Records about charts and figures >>
----

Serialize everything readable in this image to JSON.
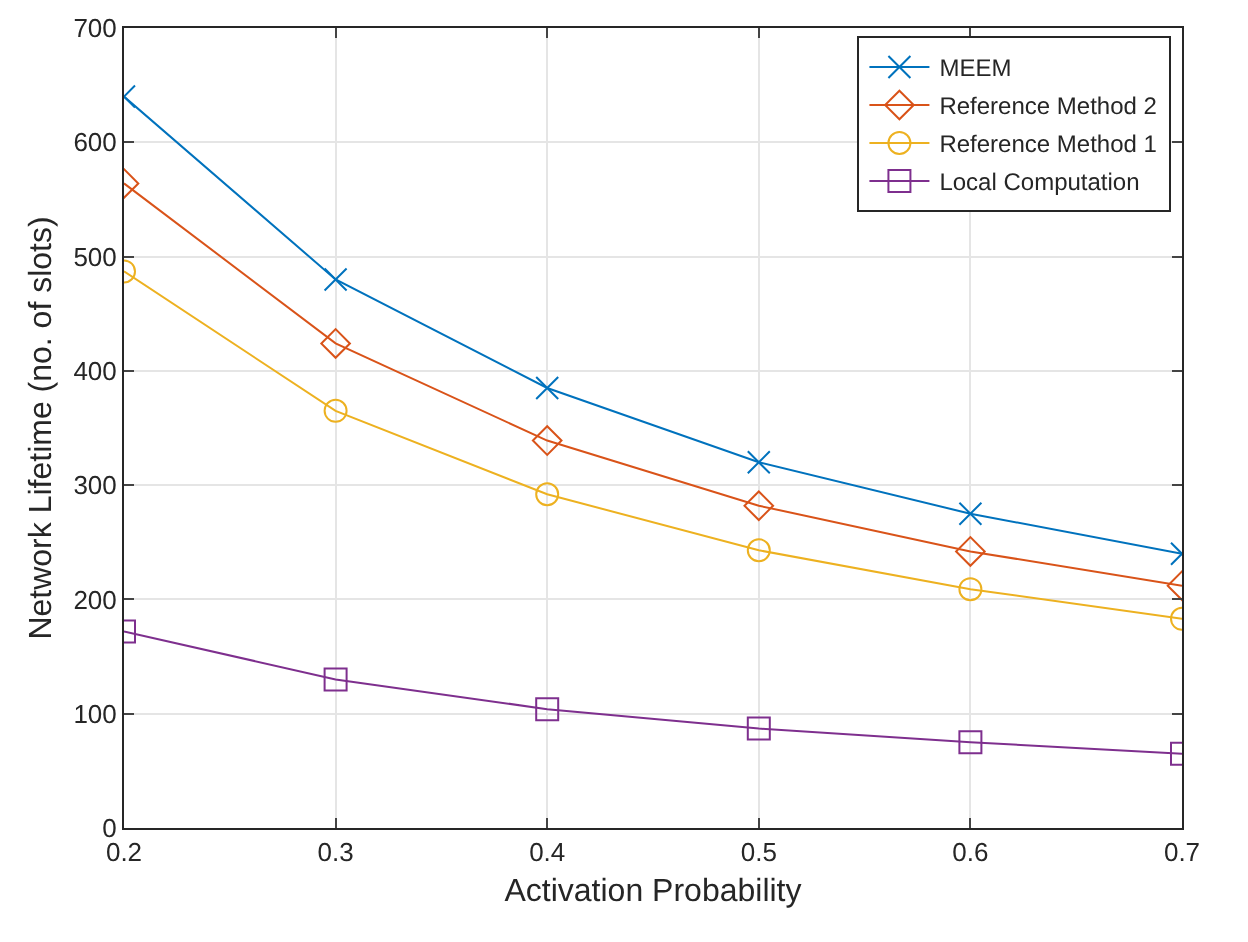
{
  "chart_data": {
    "type": "line",
    "xlabel": "Activation Probability",
    "ylabel": "Network Lifetime (no. of slots)",
    "x": [
      0.2,
      0.3,
      0.4,
      0.5,
      0.6,
      0.7
    ],
    "series": [
      {
        "name": "MEEM",
        "color": "#0072bd",
        "marker": "cross",
        "values": [
          640,
          480,
          385,
          320,
          275,
          240
        ]
      },
      {
        "name": "Reference Method 2",
        "color": "#d95319",
        "marker": "diamond",
        "values": [
          564,
          424,
          339,
          282,
          242,
          212
        ]
      },
      {
        "name": "Reference Method 1",
        "color": "#edb120",
        "marker": "circle",
        "values": [
          487,
          365,
          292,
          243,
          209,
          183
        ]
      },
      {
        "name": "Local Computation",
        "color": "#7e2f8e",
        "marker": "square",
        "values": [
          172,
          130,
          104,
          87,
          75,
          65
        ]
      }
    ],
    "xlim": [
      0.2,
      0.7
    ],
    "xticks": [
      0.2,
      0.3,
      0.4,
      0.5,
      0.6,
      0.7
    ],
    "ylim": [
      0,
      700
    ],
    "yticks": [
      0,
      100,
      200,
      300,
      400,
      500,
      600,
      700
    ],
    "grid": true,
    "legend": "top right",
    "line_style": "solid"
  }
}
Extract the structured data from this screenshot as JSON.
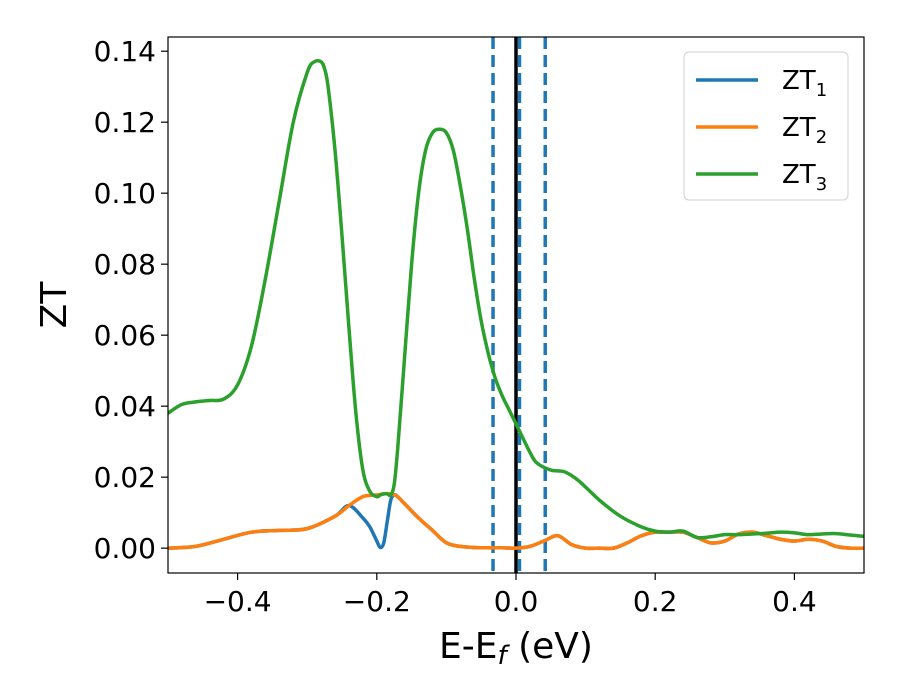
{
  "chart_data": {
    "type": "line",
    "title": "",
    "xlabel": "E-E",
    "xlabel_sub": "f",
    "xlabel_unit": " (eV)",
    "ylabel": "ZT",
    "xlim": [
      -0.5,
      0.5
    ],
    "ylim": [
      -0.007,
      0.144
    ],
    "xticks": [
      -0.4,
      -0.2,
      0.0,
      0.2,
      0.4
    ],
    "xtick_labels": [
      "−0.4",
      "−0.2",
      "0.0",
      "0.2",
      "0.4"
    ],
    "yticks": [
      0.0,
      0.02,
      0.04,
      0.06,
      0.08,
      0.1,
      0.12,
      0.14
    ],
    "ytick_labels": [
      "0.00",
      "0.02",
      "0.04",
      "0.06",
      "0.08",
      "0.10",
      "0.12",
      "0.14"
    ],
    "grid": false,
    "legend_position": "top-right",
    "vlines": [
      {
        "x": 0.0,
        "style": "solid",
        "color": "#000000"
      },
      {
        "x": -0.033,
        "style": "dashed",
        "color": "#1f77b4"
      },
      {
        "x": 0.005,
        "style": "dashed",
        "color": "#1f77b4"
      },
      {
        "x": 0.042,
        "style": "dashed",
        "color": "#1f77b4"
      }
    ],
    "series": [
      {
        "name": "ZT",
        "sub": "1",
        "color": "#1f77b4",
        "x": [
          -0.5,
          -0.46,
          -0.42,
          -0.38,
          -0.34,
          -0.3,
          -0.26,
          -0.24,
          -0.22,
          -0.21,
          -0.2,
          -0.195,
          -0.19,
          -0.185,
          -0.18,
          -0.175,
          -0.17,
          -0.16,
          -0.14,
          -0.12,
          -0.1,
          -0.08,
          -0.06,
          -0.04,
          -0.02,
          0.0,
          0.02,
          0.04,
          0.06,
          0.08,
          0.1,
          0.12,
          0.14,
          0.16,
          0.18,
          0.2,
          0.22,
          0.24,
          0.26,
          0.28,
          0.3,
          0.32,
          0.34,
          0.36,
          0.38,
          0.4,
          0.42,
          0.44,
          0.46,
          0.48,
          0.5
        ],
        "y": [
          0.0,
          0.0005,
          0.0025,
          0.0045,
          0.005,
          0.0055,
          0.009,
          0.012,
          0.0085,
          0.006,
          0.002,
          0.0002,
          0.0015,
          0.0075,
          0.0135,
          0.015,
          0.0145,
          0.0125,
          0.0085,
          0.005,
          0.0015,
          0.0005,
          0.0002,
          0.0001,
          0.0001,
          0.0,
          0.0005,
          0.002,
          0.0035,
          0.001,
          0.0,
          0.0,
          0.0,
          0.0015,
          0.0035,
          0.0045,
          0.0045,
          0.0045,
          0.003,
          0.0015,
          0.002,
          0.004,
          0.0045,
          0.0035,
          0.0025,
          0.002,
          0.0025,
          0.002,
          0.0005,
          0.0,
          0.0
        ]
      },
      {
        "name": "ZT",
        "sub": "2",
        "color": "#ff7f0e",
        "x": [
          -0.5,
          -0.46,
          -0.42,
          -0.38,
          -0.34,
          -0.3,
          -0.26,
          -0.24,
          -0.22,
          -0.2,
          -0.19,
          -0.18,
          -0.175,
          -0.17,
          -0.16,
          -0.14,
          -0.12,
          -0.1,
          -0.08,
          -0.06,
          -0.04,
          -0.02,
          0.0,
          0.02,
          0.04,
          0.06,
          0.08,
          0.1,
          0.12,
          0.14,
          0.16,
          0.18,
          0.2,
          0.22,
          0.24,
          0.26,
          0.28,
          0.3,
          0.32,
          0.34,
          0.36,
          0.38,
          0.4,
          0.42,
          0.44,
          0.46,
          0.48,
          0.5
        ],
        "y": [
          0.0,
          0.0005,
          0.0025,
          0.0045,
          0.005,
          0.0055,
          0.009,
          0.012,
          0.0145,
          0.015,
          0.0153,
          0.0153,
          0.015,
          0.0145,
          0.0125,
          0.0085,
          0.005,
          0.0015,
          0.0005,
          0.0002,
          0.0001,
          0.0001,
          0.0,
          0.0005,
          0.002,
          0.0035,
          0.001,
          0.0,
          0.0,
          0.0,
          0.0015,
          0.0035,
          0.0045,
          0.0045,
          0.0045,
          0.003,
          0.0015,
          0.002,
          0.004,
          0.0045,
          0.0035,
          0.0025,
          0.002,
          0.0025,
          0.002,
          0.0005,
          0.0,
          0.0
        ]
      },
      {
        "name": "ZT",
        "sub": "3",
        "color": "#2ca02c",
        "x": [
          -0.5,
          -0.48,
          -0.46,
          -0.44,
          -0.42,
          -0.4,
          -0.38,
          -0.36,
          -0.34,
          -0.32,
          -0.3,
          -0.29,
          -0.28,
          -0.275,
          -0.27,
          -0.26,
          -0.25,
          -0.24,
          -0.23,
          -0.22,
          -0.21,
          -0.2,
          -0.195,
          -0.19,
          -0.185,
          -0.18,
          -0.175,
          -0.17,
          -0.16,
          -0.15,
          -0.14,
          -0.13,
          -0.12,
          -0.11,
          -0.1,
          -0.09,
          -0.08,
          -0.07,
          -0.06,
          -0.05,
          -0.04,
          -0.03,
          -0.02,
          -0.01,
          0.0,
          0.01,
          0.02,
          0.03,
          0.05,
          0.07,
          0.09,
          0.12,
          0.15,
          0.18,
          0.2,
          0.22,
          0.24,
          0.26,
          0.28,
          0.3,
          0.32,
          0.34,
          0.36,
          0.38,
          0.4,
          0.42,
          0.44,
          0.46,
          0.48,
          0.5
        ],
        "y": [
          0.038,
          0.0405,
          0.0412,
          0.0416,
          0.042,
          0.046,
          0.057,
          0.076,
          0.098,
          0.12,
          0.134,
          0.137,
          0.137,
          0.135,
          0.13,
          0.112,
          0.088,
          0.062,
          0.038,
          0.022,
          0.016,
          0.0145,
          0.015,
          0.0153,
          0.0153,
          0.015,
          0.018,
          0.028,
          0.054,
          0.08,
          0.1,
          0.112,
          0.117,
          0.118,
          0.117,
          0.112,
          0.102,
          0.09,
          0.076,
          0.064,
          0.055,
          0.048,
          0.043,
          0.039,
          0.035,
          0.031,
          0.027,
          0.024,
          0.022,
          0.0215,
          0.019,
          0.0135,
          0.009,
          0.006,
          0.0048,
          0.0045,
          0.0048,
          0.003,
          0.0032,
          0.0038,
          0.0038,
          0.004,
          0.0042,
          0.0045,
          0.0043,
          0.0038,
          0.004,
          0.0041,
          0.0037,
          0.0033
        ]
      }
    ]
  }
}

----

Given problem >> Scan the material above. Copy each line where "right" occurs.

Task result >>
    "legend": "top right",
    "legend_position": "top-right",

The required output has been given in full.